Текст:
>>>>
Субботнее интервью. Александр Еременко

Виктор Нехезин: Александр Викторович Еременко, получивший недавно премию имени Бориса Пастернака, совсем не похож на человека от литературы. И, тем не менее, в кругу людей, знающих и любящих поэзию, у него репутация особая, в какой-то степени он фигура культовая. В конце 80-х годов у неофициально читающей и пишущей братии ему даже был присвоен титул "короля поэтов". Он родился в 50-м году на Алтае, работал на стройках Сибири, служил на флоте, ловил рыбу на Камчатке. В 74-м году поступил в Литературный институт имени Горького. Стихи Еременко переводились на французский, английский, датский, голландский, итальянский, китайский, японский и другие языки, и до сих пор они (это особый случай) переиздаются в разных городах и странах, иногда без желания и ведома поэта и уж, во всяком случае, абсолютно без его инициативы, то есть живут отдельно. С Александром Еременко беседует Марина Кулакова.

Марина Кулакова: Задавать вопросы поэту - достаточно нелепое занятие. Мне кажется, это все равно, что придти в лес, войти в него и начать задавать вопросы. Входя в лес, надо прежде всего слушать. И поэтому мой первый вопрос: "Кто сейчас расчленит этот сложный язык и простой".

Александр Еременко:
Кто сейчас расчленит этот сложный язык и простой,
этот сложенный вдвое и втрое, на винт теоремы
намотавшийся смысл. Всей длиной, шириной, высотой
этот встроенный в ум и устроенный ужас системы.
вот болезненный знак: прогрессирует ад.
Концентрический холод к тебе подступает кругами.
Я смотрю на тебя - загибается взгляд,
и кусает свой собственный хвост. И в затылок стучит сапогами.
И в орущем табло застревают последние дни.
И бегущий олень зафиксирован в мерзлом полене.
Выплывая со дна, подо льдом годовое кольцо растолкни -
он сойдется опять. И поставит тебя на колени,
где трехмерный колодец не стоит плевка,
Пифагор по колени в грязи, и секущая плоскость татар.
В этом мире косом существует прямой пистолетный удар,
но однако и он не прямей, чем прямая кишка.
И в пустых небесах небоскреб только небо скребет,
так же как волкодав никогда не задавит пустынного волка,
и когда в это мясо и рубку (я слово забыл)
попадет твой хребет -
пропоет твоя глотка.

Марина Кулакова: Удивительно. Как вам удается совмещать реальность и то, что невидимо? Как удается делать зримым и видимым устройство незримого мира? Другими словами, "как вымеряют рост, идущим на войну"?

Александр Еременко:
Как замеряют рост, идущим на войну,
как ходит взад-вперед рейсшина параллельно,
так этот длинный взгляд, приделанный к окну,
поддерживает мир по принципу кронштейна.
<<<<
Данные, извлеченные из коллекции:
>>>>
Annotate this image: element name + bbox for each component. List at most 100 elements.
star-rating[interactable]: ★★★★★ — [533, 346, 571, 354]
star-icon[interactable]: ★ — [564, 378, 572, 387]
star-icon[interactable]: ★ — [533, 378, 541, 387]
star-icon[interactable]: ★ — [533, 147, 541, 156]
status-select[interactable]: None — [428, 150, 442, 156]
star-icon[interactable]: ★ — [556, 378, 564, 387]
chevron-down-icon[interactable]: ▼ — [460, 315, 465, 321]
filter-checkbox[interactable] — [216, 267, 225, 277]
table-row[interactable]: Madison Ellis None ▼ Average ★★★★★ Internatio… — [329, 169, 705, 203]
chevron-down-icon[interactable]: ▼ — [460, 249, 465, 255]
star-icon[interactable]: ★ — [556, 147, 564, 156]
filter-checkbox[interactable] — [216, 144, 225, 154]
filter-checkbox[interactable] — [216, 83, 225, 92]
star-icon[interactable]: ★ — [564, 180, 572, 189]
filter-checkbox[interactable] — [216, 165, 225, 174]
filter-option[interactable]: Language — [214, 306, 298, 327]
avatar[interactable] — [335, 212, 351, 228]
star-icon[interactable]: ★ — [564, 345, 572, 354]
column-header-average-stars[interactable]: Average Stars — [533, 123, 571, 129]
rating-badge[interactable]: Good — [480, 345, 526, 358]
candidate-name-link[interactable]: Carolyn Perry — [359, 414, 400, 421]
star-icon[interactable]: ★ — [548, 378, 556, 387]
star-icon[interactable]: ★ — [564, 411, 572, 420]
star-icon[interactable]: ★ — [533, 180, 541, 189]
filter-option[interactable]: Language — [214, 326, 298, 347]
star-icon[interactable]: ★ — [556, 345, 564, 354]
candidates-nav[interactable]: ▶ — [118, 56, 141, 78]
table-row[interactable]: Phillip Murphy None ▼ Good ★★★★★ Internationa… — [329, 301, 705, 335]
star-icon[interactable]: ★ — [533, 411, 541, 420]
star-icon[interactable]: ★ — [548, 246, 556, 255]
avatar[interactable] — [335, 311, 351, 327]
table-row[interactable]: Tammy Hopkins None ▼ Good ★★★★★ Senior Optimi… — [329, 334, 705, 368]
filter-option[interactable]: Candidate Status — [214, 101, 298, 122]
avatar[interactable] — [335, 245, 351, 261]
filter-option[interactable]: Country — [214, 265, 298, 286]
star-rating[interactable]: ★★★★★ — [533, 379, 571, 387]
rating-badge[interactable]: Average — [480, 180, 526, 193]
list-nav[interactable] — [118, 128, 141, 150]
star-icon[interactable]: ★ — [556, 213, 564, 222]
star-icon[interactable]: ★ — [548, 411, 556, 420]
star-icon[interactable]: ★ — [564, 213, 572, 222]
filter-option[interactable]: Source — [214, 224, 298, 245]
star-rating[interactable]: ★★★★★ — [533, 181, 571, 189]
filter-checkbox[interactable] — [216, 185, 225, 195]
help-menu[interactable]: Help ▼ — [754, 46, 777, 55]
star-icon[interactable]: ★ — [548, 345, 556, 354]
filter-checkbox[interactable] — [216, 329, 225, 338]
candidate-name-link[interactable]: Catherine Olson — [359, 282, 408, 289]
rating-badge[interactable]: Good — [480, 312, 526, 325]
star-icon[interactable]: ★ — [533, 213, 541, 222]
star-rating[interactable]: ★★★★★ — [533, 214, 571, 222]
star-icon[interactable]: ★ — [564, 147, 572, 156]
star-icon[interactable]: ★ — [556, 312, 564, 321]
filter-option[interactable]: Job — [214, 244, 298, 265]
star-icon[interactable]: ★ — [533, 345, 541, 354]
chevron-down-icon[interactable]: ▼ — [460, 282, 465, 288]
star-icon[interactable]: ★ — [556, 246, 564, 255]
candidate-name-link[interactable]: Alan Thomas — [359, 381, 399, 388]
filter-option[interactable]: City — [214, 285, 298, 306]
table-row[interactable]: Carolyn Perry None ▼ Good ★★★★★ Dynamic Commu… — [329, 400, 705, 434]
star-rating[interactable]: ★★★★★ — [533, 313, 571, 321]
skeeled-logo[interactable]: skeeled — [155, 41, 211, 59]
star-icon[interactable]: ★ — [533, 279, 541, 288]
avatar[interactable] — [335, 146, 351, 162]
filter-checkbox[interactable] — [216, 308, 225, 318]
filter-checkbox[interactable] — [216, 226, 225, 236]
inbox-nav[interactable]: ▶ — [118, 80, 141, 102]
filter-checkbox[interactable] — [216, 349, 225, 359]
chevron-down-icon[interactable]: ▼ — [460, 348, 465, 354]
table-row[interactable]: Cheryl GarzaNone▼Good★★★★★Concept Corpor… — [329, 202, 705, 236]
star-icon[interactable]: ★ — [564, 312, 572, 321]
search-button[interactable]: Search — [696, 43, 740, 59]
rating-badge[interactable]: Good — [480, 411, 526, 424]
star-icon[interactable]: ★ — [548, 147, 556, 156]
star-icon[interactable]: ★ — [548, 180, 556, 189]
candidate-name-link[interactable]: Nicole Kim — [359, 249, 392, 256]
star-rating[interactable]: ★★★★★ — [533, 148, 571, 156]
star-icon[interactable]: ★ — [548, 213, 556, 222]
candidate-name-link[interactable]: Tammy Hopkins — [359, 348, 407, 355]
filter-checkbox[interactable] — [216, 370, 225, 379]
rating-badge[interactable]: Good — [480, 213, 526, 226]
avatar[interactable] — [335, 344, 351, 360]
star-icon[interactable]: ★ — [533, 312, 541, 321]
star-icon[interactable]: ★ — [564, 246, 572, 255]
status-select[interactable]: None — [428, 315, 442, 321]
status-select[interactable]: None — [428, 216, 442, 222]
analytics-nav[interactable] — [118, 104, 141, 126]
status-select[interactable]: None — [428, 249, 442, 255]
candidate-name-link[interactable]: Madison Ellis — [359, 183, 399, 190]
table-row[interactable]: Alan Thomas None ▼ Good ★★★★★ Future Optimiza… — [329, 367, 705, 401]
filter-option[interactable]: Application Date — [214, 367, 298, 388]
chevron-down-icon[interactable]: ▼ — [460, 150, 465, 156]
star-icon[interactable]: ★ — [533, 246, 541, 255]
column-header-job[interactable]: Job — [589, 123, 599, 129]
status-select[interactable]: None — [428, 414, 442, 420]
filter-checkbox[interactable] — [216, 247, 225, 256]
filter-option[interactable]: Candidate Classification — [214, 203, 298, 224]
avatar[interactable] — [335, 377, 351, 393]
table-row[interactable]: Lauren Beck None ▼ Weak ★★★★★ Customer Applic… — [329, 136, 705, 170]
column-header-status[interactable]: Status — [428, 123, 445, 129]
<<<<
Описание задания: Перепишите из интервью с Александром Еременко отрывок от слов «Я смотрю на» до слов «(я слово забыл)» включительно, ничего в нем не меняя. Материал здесь никак не используется.

Ответ к заданию:
Я смотрю на тебя - загибается взгляд,
и кусает свой собственный хвост. И в затылок стучит сапогами.
И в орущем табло застревают последние дни.
И бегущий олень зафиксирован в мерзлом полене.
Выплывая со дна, подо льдом годовое кольцо растолкни -
он сойдется опять. И поставит тебя на колени,
где трехмерный колодец не стоит плевка,
Пифагор по колени в грязи, и секущая плоскость татар.
В этом мире косом существует прямой пистолетный удар,
но однако и он не прямей, чем прямая кишка.
И в пустых небесах небоскреб только небо скребет,
так же как волкодав никогда не задавит пустынного волка,
и когда в это мясо и рубку (я слово забыл)